WHAT THE TASK ASKS.
From the entries that follow, pick out all lines holding "dari".

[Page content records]

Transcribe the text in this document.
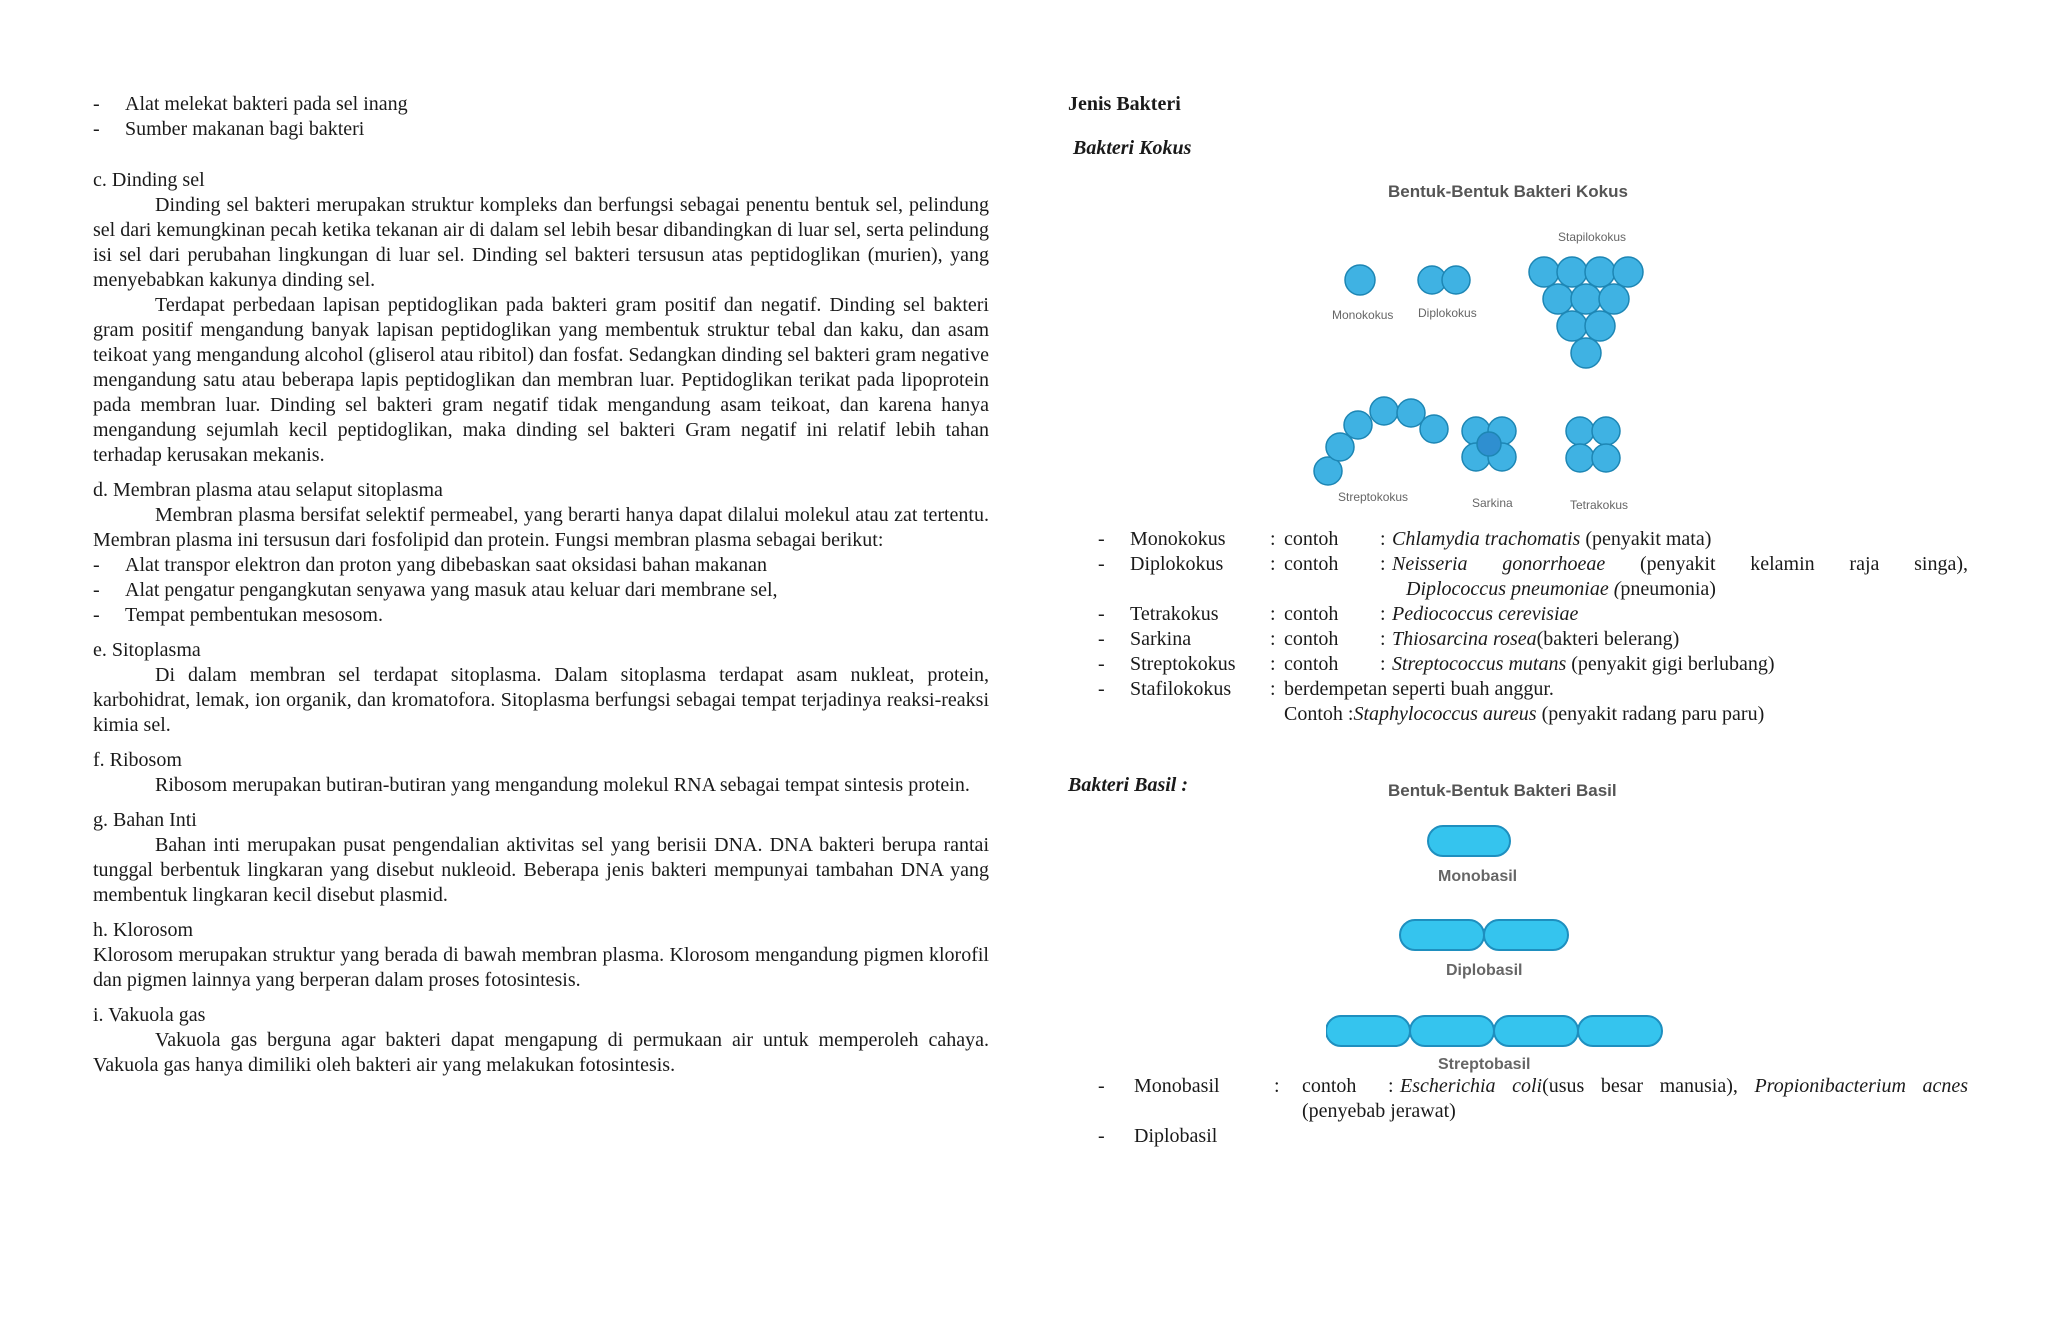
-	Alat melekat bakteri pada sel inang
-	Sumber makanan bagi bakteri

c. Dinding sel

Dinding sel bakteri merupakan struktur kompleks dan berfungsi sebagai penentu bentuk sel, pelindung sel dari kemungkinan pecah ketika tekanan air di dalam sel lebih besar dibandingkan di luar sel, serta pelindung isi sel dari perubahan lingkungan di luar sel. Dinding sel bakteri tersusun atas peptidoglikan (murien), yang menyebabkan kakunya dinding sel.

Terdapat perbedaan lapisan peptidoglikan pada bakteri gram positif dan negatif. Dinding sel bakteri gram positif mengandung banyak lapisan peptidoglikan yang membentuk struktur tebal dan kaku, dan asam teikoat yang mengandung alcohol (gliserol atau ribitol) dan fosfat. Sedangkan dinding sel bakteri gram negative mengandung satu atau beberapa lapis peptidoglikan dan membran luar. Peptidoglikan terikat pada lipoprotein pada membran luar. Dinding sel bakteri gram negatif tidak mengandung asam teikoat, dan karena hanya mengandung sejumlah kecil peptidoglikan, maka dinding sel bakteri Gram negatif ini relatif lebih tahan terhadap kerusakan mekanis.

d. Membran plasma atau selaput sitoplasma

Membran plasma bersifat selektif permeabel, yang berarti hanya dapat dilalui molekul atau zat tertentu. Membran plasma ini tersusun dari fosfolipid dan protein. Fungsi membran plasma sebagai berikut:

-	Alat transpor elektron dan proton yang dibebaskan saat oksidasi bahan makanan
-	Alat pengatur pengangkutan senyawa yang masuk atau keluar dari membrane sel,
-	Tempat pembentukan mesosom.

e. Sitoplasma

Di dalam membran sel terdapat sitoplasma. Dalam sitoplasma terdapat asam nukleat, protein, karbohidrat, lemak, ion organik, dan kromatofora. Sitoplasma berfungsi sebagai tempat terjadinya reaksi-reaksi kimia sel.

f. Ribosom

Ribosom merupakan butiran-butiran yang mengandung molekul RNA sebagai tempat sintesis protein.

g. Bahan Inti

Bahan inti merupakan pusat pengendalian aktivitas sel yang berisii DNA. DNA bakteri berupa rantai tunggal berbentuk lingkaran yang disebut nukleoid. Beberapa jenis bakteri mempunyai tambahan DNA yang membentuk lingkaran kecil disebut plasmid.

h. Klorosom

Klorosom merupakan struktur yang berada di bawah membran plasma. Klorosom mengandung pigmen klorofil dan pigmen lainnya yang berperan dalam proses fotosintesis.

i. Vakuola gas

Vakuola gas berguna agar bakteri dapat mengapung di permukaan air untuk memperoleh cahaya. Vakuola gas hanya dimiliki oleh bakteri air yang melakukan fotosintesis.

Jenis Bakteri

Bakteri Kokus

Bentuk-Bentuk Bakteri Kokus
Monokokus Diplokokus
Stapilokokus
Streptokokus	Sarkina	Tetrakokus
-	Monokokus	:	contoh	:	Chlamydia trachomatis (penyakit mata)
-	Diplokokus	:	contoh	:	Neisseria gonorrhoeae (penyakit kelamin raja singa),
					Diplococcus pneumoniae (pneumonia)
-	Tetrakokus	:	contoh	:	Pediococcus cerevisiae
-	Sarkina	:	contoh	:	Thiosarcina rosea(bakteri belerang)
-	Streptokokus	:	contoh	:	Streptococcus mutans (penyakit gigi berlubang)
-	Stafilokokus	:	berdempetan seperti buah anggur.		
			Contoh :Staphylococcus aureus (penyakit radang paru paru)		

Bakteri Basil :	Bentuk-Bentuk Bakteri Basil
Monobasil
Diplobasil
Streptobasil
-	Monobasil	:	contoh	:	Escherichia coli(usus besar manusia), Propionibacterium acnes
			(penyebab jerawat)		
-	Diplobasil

--

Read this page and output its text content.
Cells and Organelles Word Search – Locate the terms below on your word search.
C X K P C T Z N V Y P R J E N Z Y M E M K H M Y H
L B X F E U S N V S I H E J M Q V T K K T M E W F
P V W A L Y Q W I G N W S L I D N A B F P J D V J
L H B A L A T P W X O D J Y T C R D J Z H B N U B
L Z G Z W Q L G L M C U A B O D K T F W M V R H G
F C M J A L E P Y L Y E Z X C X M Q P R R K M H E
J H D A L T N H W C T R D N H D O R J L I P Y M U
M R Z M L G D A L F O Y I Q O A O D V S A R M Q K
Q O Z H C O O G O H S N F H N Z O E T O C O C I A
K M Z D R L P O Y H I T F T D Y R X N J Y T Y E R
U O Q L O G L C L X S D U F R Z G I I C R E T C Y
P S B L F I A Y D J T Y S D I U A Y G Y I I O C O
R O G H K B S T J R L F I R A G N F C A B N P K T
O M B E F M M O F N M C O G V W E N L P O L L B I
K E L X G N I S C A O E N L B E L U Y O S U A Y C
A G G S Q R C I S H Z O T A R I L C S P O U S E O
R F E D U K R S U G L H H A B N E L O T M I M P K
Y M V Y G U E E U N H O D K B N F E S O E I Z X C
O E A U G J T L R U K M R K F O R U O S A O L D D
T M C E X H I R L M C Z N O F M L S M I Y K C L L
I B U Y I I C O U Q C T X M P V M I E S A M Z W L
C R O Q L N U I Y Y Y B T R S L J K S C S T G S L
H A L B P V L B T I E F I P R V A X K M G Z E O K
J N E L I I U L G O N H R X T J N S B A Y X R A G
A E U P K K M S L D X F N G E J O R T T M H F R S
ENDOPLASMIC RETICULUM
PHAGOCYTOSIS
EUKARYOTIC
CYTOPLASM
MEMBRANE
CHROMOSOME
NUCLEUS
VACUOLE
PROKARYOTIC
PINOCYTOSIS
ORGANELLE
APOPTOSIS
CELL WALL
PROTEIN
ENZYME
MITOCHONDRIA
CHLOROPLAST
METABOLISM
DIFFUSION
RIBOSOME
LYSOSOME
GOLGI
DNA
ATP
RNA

ANSWER.
Dinding sel bakteri merupakan struktur kompleks dan berfungsi sebagai penentu bentuk sel, pelindung sel dari kemungkinan pecah ketika tekanan air di dalam sel lebih besar dibandingkan di luar sel, serta pelindung isi sel dari perubahan lingkungan di luar sel. Dinding sel bakteri tersusun atas peptidoglikan (murien), yang menyebabkan kakunya dinding sel.
Membran plasma bersifat selektif permeabel, yang berarti hanya dapat dilalui molekul atau zat tertentu. Membran plasma ini tersusun dari fosfolipid dan protein. Fungsi membran plasma sebagai berikut:
-	Alat pengatur pengangkutan senyawa yang masuk atau keluar dari membrane sel,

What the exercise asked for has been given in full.